Task to carry out ▸ Exact reproduction of all the data is required, with pictures excluded.

*** Opening of Material provided ***

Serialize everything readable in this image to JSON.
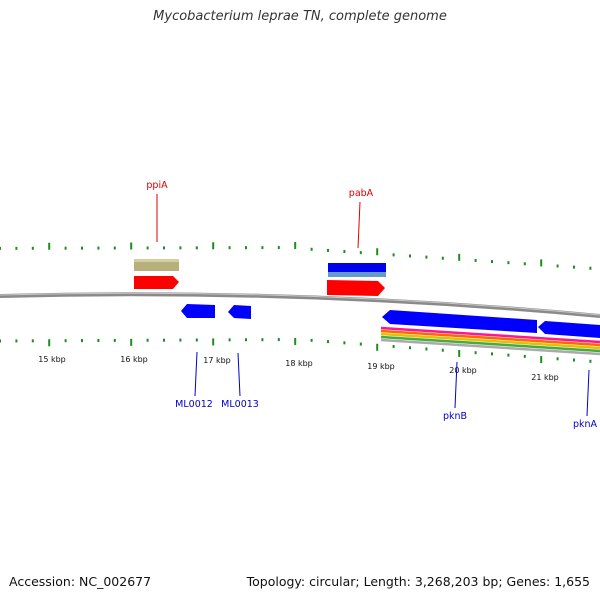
{
  "title": "Mycobacterium leprae TN, complete genome",
  "footer": {
    "accession": "Accession: NC_002677",
    "summary": "Topology: circular; Length: 3,268,203 bp; Genes: 1,655"
  },
  "scale": {
    "ticks": [
      "15 kbp",
      "16 kbp",
      "17 kbp",
      "18 kbp",
      "19 kbp",
      "20 kbp",
      "21 kbp"
    ]
  },
  "labels": [
    {
      "text": "ppiA",
      "color": "#e00000",
      "kind": "upper"
    },
    {
      "text": "pabA",
      "color": "#e00000",
      "kind": "upper"
    },
    {
      "text": "ML0012",
      "color": "#0000cc",
      "kind": "lower"
    },
    {
      "text": "ML0013",
      "color": "#0000cc",
      "kind": "lower"
    },
    {
      "text": "pknB",
      "color": "#0000cc",
      "kind": "lower"
    },
    {
      "text": "pknA",
      "color": "#0000cc",
      "kind": "lower"
    }
  ],
  "colors": {
    "backbone": "#8a8a8a",
    "tick": "#1e8c1e",
    "cds_forward": "#ff0000",
    "cds_reverse": "#0000ff",
    "khaki": "#b8b07a",
    "steel": "#5588cc"
  }
}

*** Close of Material provided ***

Your solution ▸
Serialize everything readable in this image to JSON.
{
  "title": "Mycobacterium leprae TN, complete genome",
  "footer": {
    "accession": "Accession: NC_002677",
    "summary": "Topology: circular; Length: 3,268,203 bp; Genes: 1,655"
  },
  "scale": {
    "ticks": [
      "15 kbp",
      "16 kbp",
      "17 kbp",
      "18 kbp",
      "19 kbp",
      "20 kbp",
      "21 kbp"
    ]
  },
  "labels": [
    {
      "text": "ppiA",
      "color": "#e00000",
      "kind": "upper"
    },
    {
      "text": "pabA",
      "color": "#e00000",
      "kind": "upper"
    },
    {
      "text": "ML0012",
      "color": "#0000cc",
      "kind": "lower"
    },
    {
      "text": "ML0013",
      "color": "#0000cc",
      "kind": "lower"
    },
    {
      "text": "pknB",
      "color": "#0000cc",
      "kind": "lower"
    },
    {
      "text": "pknA",
      "color": "#0000cc",
      "kind": "lower"
    }
  ],
  "colors": {
    "backbone": "#8a8a8a",
    "tick": "#1e8c1e",
    "cds_forward": "#ff0000",
    "cds_reverse": "#0000ff",
    "khaki": "#b8b07a",
    "steel": "#5588cc"
  }
}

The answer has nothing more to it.